— START OF PROVIDED INFORMATION —

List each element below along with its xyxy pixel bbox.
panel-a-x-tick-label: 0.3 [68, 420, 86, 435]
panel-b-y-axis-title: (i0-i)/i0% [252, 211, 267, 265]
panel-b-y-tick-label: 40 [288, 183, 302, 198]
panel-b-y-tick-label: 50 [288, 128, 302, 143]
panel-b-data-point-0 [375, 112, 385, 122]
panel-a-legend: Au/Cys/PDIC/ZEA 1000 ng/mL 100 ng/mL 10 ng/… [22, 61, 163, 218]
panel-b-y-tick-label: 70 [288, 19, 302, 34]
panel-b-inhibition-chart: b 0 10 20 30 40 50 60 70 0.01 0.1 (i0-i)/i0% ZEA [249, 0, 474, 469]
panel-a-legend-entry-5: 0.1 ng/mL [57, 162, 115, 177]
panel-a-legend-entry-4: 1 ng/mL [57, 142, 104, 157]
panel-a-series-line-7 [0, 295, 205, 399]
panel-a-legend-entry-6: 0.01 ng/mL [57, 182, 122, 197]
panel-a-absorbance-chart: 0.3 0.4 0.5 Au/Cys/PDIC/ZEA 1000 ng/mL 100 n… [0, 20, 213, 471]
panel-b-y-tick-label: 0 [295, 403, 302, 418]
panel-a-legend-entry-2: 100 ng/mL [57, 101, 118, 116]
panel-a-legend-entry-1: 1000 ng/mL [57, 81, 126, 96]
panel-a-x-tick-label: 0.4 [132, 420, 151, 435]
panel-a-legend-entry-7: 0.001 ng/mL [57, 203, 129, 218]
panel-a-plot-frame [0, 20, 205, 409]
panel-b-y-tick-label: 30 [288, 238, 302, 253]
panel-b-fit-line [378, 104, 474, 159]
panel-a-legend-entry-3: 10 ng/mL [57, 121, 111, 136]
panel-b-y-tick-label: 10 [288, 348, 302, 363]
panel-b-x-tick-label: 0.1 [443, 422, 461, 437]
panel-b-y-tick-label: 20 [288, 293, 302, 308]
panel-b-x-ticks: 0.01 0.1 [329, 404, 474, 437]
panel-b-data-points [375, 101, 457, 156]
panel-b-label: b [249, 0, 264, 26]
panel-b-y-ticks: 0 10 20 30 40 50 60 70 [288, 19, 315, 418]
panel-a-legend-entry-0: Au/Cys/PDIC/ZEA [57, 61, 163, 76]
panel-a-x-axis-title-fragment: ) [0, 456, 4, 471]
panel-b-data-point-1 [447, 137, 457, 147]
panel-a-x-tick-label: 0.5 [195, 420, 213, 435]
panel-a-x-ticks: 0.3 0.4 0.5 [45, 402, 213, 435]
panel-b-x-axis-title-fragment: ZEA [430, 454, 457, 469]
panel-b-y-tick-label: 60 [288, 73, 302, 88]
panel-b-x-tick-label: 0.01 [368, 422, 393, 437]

— END OF PROVIDED INFORMATION —

▸ WHAT THE TASK REQUIRES:
Copy the items word for word, from the first line through the line that contains "panel-b-y-tick-label: 70 [288, 19, 302, 34]", and include both of those lines.

▸ EXERCISE RESULT:
List each element below along with its xyxy pixel bbox.
panel-a-x-tick-label: 0.3 [68, 420, 86, 435]
panel-b-y-axis-title: (i0-i)/i0% [252, 211, 267, 265]
panel-b-y-tick-label: 40 [288, 183, 302, 198]
panel-b-y-tick-label: 50 [288, 128, 302, 143]
panel-b-data-point-0 [375, 112, 385, 122]
panel-a-legend: Au/Cys/PDIC/ZEA 1000 ng/mL 100 ng/mL 10 ng/… [22, 61, 163, 218]
panel-b-y-tick-label: 70 [288, 19, 302, 34]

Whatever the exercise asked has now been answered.